-- Data to process --
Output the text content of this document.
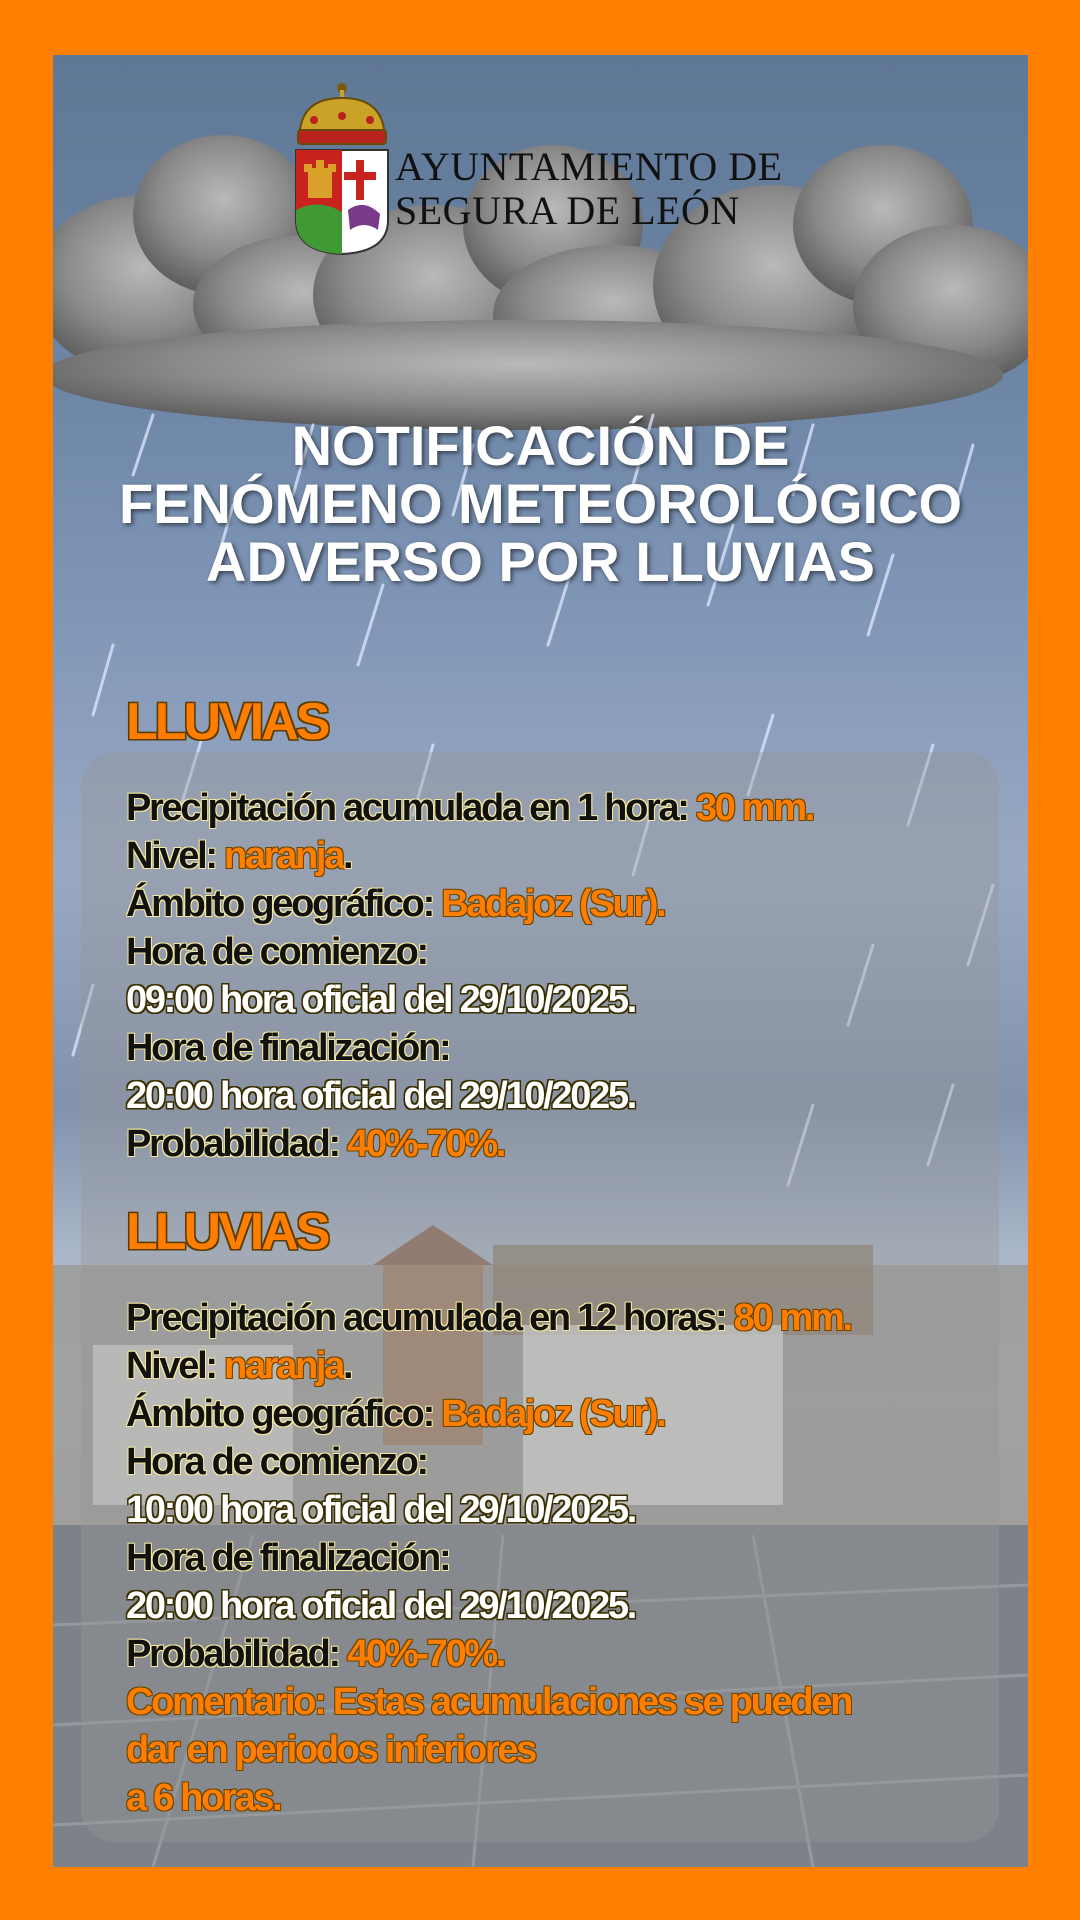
AYUNTAMIENTO DE
SEGURA DE LEÓN
NOTIFICACIÓN DE
FENÓMENO METEOROLÓGICO
ADVERSO POR LLUVIAS
LLUVIAS
Precipitación acumulada en 1 hora: 30 mm.
Nivel: naranja.
Ámbito geográfico: Badajoz (Sur).
Hora de comienzo:
09:00 hora oficial del 29/10/2025.
Hora de finalización:
20:00 hora oficial del 29/10/2025.
Probabilidad: 40%-70%.
LLUVIAS
Precipitación acumulada en 12 horas: 80 mm.
Nivel: naranja.
Ámbito geográfico: Badajoz (Sur).
Hora de comienzo:
10:00 hora oficial del 29/10/2025.
Hora de finalización:
20:00 hora oficial del 29/10/2025.
Probabilidad: 40%-70%.
Comentario: Estas acumulaciones se pueden
dar en periodos inferiores
a 6 horas.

-- Task objective --
Repeat the material above verbatim, with no pictures in the output.

-- Answer in full --
Output the text content of this document.
AYUNTAMIENTO DE
SEGURA DE LEÓN
NOTIFICACIÓN DE
FENÓMENO METEOROLÓGICO
ADVERSO POR LLUVIAS
LLUVIAS
Precipitación acumulada en 1 hora: 30 mm.
Nivel: naranja.
Ámbito geográfico: Badajoz (Sur).
Hora de comienzo:
09:00 hora oficial del 29/10/2025.
Hora de finalización:
20:00 hora oficial del 29/10/2025.
Probabilidad: 40%-70%.
LLUVIAS
Precipitación acumulada en 12 horas: 80 mm.
Nivel: naranja.
Ámbito geográfico: Badajoz (Sur).
Hora de comienzo:
10:00 hora oficial del 29/10/2025.
Hora de finalización:
20:00 hora oficial del 29/10/2025.
Probabilidad: 40%-70%.
Comentario: Estas acumulaciones se pueden
dar en periodos inferiores
a 6 horas.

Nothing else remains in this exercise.